Problem requirements
Reproduce the full listing that appears beneath this instruction exactly.

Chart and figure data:
........

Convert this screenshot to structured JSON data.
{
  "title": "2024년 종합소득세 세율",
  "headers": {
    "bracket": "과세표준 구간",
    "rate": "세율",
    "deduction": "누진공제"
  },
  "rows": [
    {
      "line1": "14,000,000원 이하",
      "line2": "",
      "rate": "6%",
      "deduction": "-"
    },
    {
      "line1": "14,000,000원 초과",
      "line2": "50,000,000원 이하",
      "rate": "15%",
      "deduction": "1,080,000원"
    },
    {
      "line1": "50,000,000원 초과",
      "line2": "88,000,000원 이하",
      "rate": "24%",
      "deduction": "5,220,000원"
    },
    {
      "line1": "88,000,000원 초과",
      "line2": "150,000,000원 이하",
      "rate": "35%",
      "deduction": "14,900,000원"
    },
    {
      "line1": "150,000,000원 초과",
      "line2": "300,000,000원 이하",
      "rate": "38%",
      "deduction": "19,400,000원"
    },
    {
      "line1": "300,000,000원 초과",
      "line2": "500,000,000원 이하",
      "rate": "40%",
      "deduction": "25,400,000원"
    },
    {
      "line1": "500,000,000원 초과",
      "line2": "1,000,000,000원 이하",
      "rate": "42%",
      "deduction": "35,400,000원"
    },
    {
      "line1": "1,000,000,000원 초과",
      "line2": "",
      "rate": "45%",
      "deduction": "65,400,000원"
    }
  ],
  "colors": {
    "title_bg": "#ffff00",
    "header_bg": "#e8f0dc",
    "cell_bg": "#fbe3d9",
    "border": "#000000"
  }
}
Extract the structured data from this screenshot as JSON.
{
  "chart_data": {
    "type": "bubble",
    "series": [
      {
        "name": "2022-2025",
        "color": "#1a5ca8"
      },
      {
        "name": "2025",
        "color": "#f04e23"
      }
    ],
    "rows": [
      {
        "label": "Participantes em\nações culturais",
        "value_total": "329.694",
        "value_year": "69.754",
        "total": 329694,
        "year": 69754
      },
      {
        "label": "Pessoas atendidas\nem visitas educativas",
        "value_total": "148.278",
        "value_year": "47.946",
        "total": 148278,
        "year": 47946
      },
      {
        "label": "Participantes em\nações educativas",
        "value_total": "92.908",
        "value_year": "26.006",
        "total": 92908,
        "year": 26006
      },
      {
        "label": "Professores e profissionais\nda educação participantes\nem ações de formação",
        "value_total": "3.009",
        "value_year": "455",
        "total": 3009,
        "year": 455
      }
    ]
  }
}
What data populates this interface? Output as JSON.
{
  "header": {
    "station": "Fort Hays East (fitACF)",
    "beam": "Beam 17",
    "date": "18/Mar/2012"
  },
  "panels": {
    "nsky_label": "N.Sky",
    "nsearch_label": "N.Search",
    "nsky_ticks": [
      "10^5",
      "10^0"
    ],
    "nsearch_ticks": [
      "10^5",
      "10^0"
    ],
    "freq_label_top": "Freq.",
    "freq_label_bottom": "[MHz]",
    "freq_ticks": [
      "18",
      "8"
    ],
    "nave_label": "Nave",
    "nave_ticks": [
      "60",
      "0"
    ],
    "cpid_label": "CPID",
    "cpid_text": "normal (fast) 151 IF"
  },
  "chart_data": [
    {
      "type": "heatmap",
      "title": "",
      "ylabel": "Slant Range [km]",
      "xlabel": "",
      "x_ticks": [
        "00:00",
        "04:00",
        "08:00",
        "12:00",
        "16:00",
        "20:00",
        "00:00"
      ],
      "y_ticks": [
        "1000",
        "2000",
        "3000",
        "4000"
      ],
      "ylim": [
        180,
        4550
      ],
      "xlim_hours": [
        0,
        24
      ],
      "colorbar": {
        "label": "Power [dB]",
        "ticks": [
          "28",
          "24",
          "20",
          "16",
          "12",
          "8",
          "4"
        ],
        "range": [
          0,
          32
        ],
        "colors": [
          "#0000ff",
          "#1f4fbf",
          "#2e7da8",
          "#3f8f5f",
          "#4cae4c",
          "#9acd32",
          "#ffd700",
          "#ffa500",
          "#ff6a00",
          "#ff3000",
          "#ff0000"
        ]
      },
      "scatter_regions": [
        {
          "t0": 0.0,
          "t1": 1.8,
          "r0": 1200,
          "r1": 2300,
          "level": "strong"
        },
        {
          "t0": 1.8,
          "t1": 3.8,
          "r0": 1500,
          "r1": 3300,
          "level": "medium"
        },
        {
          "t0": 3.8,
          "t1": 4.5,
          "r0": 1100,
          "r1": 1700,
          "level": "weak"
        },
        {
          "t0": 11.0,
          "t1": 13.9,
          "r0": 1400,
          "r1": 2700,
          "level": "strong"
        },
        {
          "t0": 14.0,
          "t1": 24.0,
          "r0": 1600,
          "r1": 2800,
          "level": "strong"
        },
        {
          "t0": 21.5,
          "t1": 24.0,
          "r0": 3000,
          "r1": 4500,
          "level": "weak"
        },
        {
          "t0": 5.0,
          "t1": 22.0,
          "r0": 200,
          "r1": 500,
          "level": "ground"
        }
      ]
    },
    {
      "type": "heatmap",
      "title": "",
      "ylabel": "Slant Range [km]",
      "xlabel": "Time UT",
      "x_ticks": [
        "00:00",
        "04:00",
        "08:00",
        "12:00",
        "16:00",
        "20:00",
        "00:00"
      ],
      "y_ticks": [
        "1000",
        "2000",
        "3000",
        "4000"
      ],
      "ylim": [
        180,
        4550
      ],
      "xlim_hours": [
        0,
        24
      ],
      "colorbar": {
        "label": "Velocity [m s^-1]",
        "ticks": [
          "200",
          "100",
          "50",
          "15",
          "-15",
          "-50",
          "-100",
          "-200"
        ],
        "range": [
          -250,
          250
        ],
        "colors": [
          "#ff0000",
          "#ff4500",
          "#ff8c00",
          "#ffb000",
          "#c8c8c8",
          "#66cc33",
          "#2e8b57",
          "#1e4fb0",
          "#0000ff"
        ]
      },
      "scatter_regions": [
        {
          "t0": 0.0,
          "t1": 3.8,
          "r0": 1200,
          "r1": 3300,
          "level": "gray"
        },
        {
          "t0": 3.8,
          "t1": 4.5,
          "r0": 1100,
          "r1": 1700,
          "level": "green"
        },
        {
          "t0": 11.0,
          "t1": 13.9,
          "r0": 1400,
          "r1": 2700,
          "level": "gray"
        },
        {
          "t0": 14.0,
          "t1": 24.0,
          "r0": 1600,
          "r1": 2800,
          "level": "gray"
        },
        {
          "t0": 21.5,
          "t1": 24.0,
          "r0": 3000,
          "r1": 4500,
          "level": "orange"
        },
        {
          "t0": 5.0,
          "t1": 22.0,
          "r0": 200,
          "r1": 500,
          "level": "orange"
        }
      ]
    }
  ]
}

........

Answer in full
Convert this screenshot to structured JSON data.
{
  "title": "2024년 종합소득세 세율",
  "headers": {
    "bracket": "과세표준 구간",
    "rate": "세율",
    "deduction": "누진공제"
  },
  "rows": [
    {
      "line1": "14,000,000원 이하",
      "line2": "",
      "rate": "6%",
      "deduction": "-"
    },
    {
      "line1": "14,000,000원 초과",
      "line2": "50,000,000원 이하",
      "rate": "15%",
      "deduction": "1,080,000원"
    },
    {
      "line1": "50,000,000원 초과",
      "line2": "88,000,000원 이하",
      "rate": "24%",
      "deduction": "5,220,000원"
    },
    {
      "line1": "88,000,000원 초과",
      "line2": "150,000,000원 이하",
      "rate": "35%",
      "deduction": "14,900,000원"
    },
    {
      "line1": "150,000,000원 초과",
      "line2": "300,000,000원 이하",
      "rate": "38%",
      "deduction": "19,400,000원"
    },
    {
      "line1": "300,000,000원 초과",
      "line2": "500,000,000원 이하",
      "rate": "40%",
      "deduction": "25,400,000원"
    },
    {
      "line1": "500,000,000원 초과",
      "line2": "1,000,000,000원 이하",
      "rate": "42%",
      "deduction": "35,400,000원"
    },
    {
      "line1": "1,000,000,000원 초과",
      "line2": "",
      "rate": "45%",
      "deduction": "65,400,000원"
    }
  ],
  "colors": {
    "title_bg": "#ffff00",
    "header_bg": "#e8f0dc",
    "cell_bg": "#fbe3d9",
    "border": "#000000"
  }
}
Extract the structured data from this screenshot as JSON.
{
  "chart_data": {
    "type": "bubble",
    "series": [
      {
        "name": "2022-2025",
        "color": "#1a5ca8"
      },
      {
        "name": "2025",
        "color": "#f04e23"
      }
    ],
    "rows": [
      {
        "label": "Participantes em\nações culturais",
        "value_total": "329.694",
        "value_year": "69.754",
        "total": 329694,
        "year": 69754
      },
      {
        "label": "Pessoas atendidas\nem visitas educativas",
        "value_total": "148.278",
        "value_year": "47.946",
        "total": 148278,
        "year": 47946
      },
      {
        "label": "Participantes em\nações educativas",
        "value_total": "92.908",
        "value_year": "26.006",
        "total": 92908,
        "year": 26006
      },
      {
        "label": "Professores e profissionais\nda educação participantes\nem ações de formação",
        "value_total": "3.009",
        "value_year": "455",
        "total": 3009,
        "year": 455
      }
    ]
  }
}
What data populates this interface? Output as JSON.
{
  "header": {
    "station": "Fort Hays East (fitACF)",
    "beam": "Beam 17",
    "date": "18/Mar/2012"
  },
  "panels": {
    "nsky_label": "N.Sky",
    "nsearch_label": "N.Search",
    "nsky_ticks": [
      "10^5",
      "10^0"
    ],
    "nsearch_ticks": [
      "10^5",
      "10^0"
    ],
    "freq_label_top": "Freq.",
    "freq_label_bottom": "[MHz]",
    "freq_ticks": [
      "18",
      "8"
    ],
    "nave_label": "Nave",
    "nave_ticks": [
      "60",
      "0"
    ],
    "cpid_label": "CPID",
    "cpid_text": "normal (fast) 151 IF"
  },
  "chart_data": [
    {
      "type": "heatmap",
      "title": "",
      "ylabel": "Slant Range [km]",
      "xlabel": "",
      "x_ticks": [
        "00:00",
        "04:00",
        "08:00",
        "12:00",
        "16:00",
        "20:00",
        "00:00"
      ],
      "y_ticks": [
        "1000",
        "2000",
        "3000",
        "4000"
      ],
      "ylim": [
        180,
        4550
      ],
      "xlim_hours": [
        0,
        24
      ],
      "colorbar": {
        "label": "Power [dB]",
        "ticks": [
          "28",
          "24",
          "20",
          "16",
          "12",
          "8",
          "4"
        ],
        "range": [
          0,
          32
        ],
        "colors": [
          "#0000ff",
          "#1f4fbf",
          "#2e7da8",
          "#3f8f5f",
          "#4cae4c",
          "#9acd32",
          "#ffd700",
          "#ffa500",
          "#ff6a00",
          "#ff3000",
          "#ff0000"
        ]
      },
      "scatter_regions": [
        {
          "t0": 0.0,
          "t1": 1.8,
          "r0": 1200,
          "r1": 2300,
          "level": "strong"
        },
        {
          "t0": 1.8,
          "t1": 3.8,
          "r0": 1500,
          "r1": 3300,
          "level": "medium"
        },
        {
          "t0": 3.8,
          "t1": 4.5,
          "r0": 1100,
          "r1": 1700,
          "level": "weak"
        },
        {
          "t0": 11.0,
          "t1": 13.9,
          "r0": 1400,
          "r1": 2700,
          "level": "strong"
        },
        {
          "t0": 14.0,
          "t1": 24.0,
          "r0": 1600,
          "r1": 2800,
          "level": "strong"
        },
        {
          "t0": 21.5,
          "t1": 24.0,
          "r0": 3000,
          "r1": 4500,
          "level": "weak"
        },
        {
          "t0": 5.0,
          "t1": 22.0,
          "r0": 200,
          "r1": 500,
          "level": "ground"
        }
      ]
    },
    {
      "type": "heatmap",
      "title": "",
      "ylabel": "Slant Range [km]",
      "xlabel": "Time UT",
      "x_ticks": [
        "00:00",
        "04:00",
        "08:00",
        "12:00",
        "16:00",
        "20:00",
        "00:00"
      ],
      "y_ticks": [
        "1000",
        "2000",
        "3000",
        "4000"
      ],
      "ylim": [
        180,
        4550
      ],
      "xlim_hours": [
        0,
        24
      ],
      "colorbar": {
        "label": "Velocity [m s^-1]",
        "ticks": [
          "200",
          "100",
          "50",
          "15",
          "-15",
          "-50",
          "-100",
          "-200"
        ],
        "range": [
          -250,
          250
        ],
        "colors": [
          "#ff0000",
          "#ff4500",
          "#ff8c00",
          "#ffb000",
          "#c8c8c8",
          "#66cc33",
          "#2e8b57",
          "#1e4fb0",
          "#0000ff"
        ]
      },
      "scatter_regions": [
        {
          "t0": 0.0,
          "t1": 3.8,
          "r0": 1200,
          "r1": 3300,
          "level": "gray"
        },
        {
          "t0": 3.8,
          "t1": 4.5,
          "r0": 1100,
          "r1": 1700,
          "level": "green"
        },
        {
          "t0": 11.0,
          "t1": 13.9,
          "r0": 1400,
          "r1": 2700,
          "level": "gray"
        },
        {
          "t0": 14.0,
          "t1": 24.0,
          "r0": 1600,
          "r1": 2800,
          "level": "gray"
        },
        {
          "t0": 21.5,
          "t1": 24.0,
          "r0": 3000,
          "r1": 4500,
          "level": "orange"
        },
        {
          "t0": 5.0,
          "t1": 22.0,
          "r0": 200,
          "r1": 500,
          "level": "orange"
        }
      ]
    }
  ]
}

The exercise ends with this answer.